§ What to work on: Every line below should be copied exactly; drop the pictures.

§ Data for this exercise:

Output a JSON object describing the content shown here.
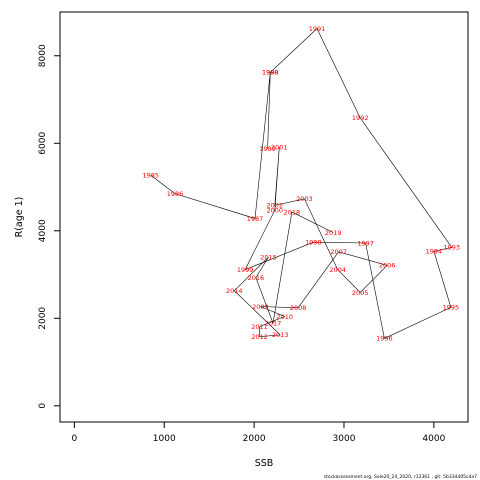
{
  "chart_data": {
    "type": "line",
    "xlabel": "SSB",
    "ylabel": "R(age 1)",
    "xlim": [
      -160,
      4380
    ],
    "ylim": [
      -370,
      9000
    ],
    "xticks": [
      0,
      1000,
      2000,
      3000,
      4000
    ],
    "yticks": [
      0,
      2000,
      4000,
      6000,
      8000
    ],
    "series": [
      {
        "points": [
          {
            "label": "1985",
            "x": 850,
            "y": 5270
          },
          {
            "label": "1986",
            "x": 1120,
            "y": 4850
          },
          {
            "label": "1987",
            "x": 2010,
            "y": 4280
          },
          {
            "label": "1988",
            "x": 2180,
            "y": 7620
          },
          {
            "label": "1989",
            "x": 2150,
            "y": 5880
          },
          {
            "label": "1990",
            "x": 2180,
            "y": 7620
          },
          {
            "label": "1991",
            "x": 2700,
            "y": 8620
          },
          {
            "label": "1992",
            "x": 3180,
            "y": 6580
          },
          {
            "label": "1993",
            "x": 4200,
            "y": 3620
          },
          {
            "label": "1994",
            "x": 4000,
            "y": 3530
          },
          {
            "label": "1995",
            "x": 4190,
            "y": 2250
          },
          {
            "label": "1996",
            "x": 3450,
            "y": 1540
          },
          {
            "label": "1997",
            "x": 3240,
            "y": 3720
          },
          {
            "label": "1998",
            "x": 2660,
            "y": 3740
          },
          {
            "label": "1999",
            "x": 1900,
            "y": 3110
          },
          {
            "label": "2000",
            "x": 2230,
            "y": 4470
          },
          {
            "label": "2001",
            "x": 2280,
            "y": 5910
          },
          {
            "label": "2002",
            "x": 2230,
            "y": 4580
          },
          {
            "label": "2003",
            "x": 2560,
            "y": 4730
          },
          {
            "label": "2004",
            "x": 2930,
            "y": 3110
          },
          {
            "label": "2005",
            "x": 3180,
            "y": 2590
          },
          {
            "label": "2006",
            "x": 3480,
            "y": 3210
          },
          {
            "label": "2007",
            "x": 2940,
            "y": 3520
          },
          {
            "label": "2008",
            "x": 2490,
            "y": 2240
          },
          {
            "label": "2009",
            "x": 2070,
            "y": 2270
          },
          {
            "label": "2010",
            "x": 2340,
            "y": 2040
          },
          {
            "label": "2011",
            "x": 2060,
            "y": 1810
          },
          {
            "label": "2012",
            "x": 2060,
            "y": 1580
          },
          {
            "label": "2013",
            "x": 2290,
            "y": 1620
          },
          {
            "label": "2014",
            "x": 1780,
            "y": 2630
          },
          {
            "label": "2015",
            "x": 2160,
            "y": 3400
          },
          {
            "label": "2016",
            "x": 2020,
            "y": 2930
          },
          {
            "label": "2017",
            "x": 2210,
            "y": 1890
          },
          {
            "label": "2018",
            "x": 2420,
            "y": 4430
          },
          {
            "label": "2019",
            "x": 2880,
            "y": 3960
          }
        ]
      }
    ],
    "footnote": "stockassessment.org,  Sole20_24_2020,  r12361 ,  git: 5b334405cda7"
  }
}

§ Answer in full:
Output a JSON object describing the content shown here.
{
  "chart_data": {
    "type": "line",
    "xlabel": "SSB",
    "ylabel": "R(age 1)",
    "xlim": [
      -160,
      4380
    ],
    "ylim": [
      -370,
      9000
    ],
    "xticks": [
      0,
      1000,
      2000,
      3000,
      4000
    ],
    "yticks": [
      0,
      2000,
      4000,
      6000,
      8000
    ],
    "series": [
      {
        "points": [
          {
            "label": "1985",
            "x": 850,
            "y": 5270
          },
          {
            "label": "1986",
            "x": 1120,
            "y": 4850
          },
          {
            "label": "1987",
            "x": 2010,
            "y": 4280
          },
          {
            "label": "1988",
            "x": 2180,
            "y": 7620
          },
          {
            "label": "1989",
            "x": 2150,
            "y": 5880
          },
          {
            "label": "1990",
            "x": 2180,
            "y": 7620
          },
          {
            "label": "1991",
            "x": 2700,
            "y": 8620
          },
          {
            "label": "1992",
            "x": 3180,
            "y": 6580
          },
          {
            "label": "1993",
            "x": 4200,
            "y": 3620
          },
          {
            "label": "1994",
            "x": 4000,
            "y": 3530
          },
          {
            "label": "1995",
            "x": 4190,
            "y": 2250
          },
          {
            "label": "1996",
            "x": 3450,
            "y": 1540
          },
          {
            "label": "1997",
            "x": 3240,
            "y": 3720
          },
          {
            "label": "1998",
            "x": 2660,
            "y": 3740
          },
          {
            "label": "1999",
            "x": 1900,
            "y": 3110
          },
          {
            "label": "2000",
            "x": 2230,
            "y": 4470
          },
          {
            "label": "2001",
            "x": 2280,
            "y": 5910
          },
          {
            "label": "2002",
            "x": 2230,
            "y": 4580
          },
          {
            "label": "2003",
            "x": 2560,
            "y": 4730
          },
          {
            "label": "2004",
            "x": 2930,
            "y": 3110
          },
          {
            "label": "2005",
            "x": 3180,
            "y": 2590
          },
          {
            "label": "2006",
            "x": 3480,
            "y": 3210
          },
          {
            "label": "2007",
            "x": 2940,
            "y": 3520
          },
          {
            "label": "2008",
            "x": 2490,
            "y": 2240
          },
          {
            "label": "2009",
            "x": 2070,
            "y": 2270
          },
          {
            "label": "2010",
            "x": 2340,
            "y": 2040
          },
          {
            "label": "2011",
            "x": 2060,
            "y": 1810
          },
          {
            "label": "2012",
            "x": 2060,
            "y": 1580
          },
          {
            "label": "2013",
            "x": 2290,
            "y": 1620
          },
          {
            "label": "2014",
            "x": 1780,
            "y": 2630
          },
          {
            "label": "2015",
            "x": 2160,
            "y": 3400
          },
          {
            "label": "2016",
            "x": 2020,
            "y": 2930
          },
          {
            "label": "2017",
            "x": 2210,
            "y": 1890
          },
          {
            "label": "2018",
            "x": 2420,
            "y": 4430
          },
          {
            "label": "2019",
            "x": 2880,
            "y": 3960
          }
        ]
      }
    ],
    "footnote": "stockassessment.org,  Sole20_24_2020,  r12361 ,  git: 5b334405cda7"
  }
}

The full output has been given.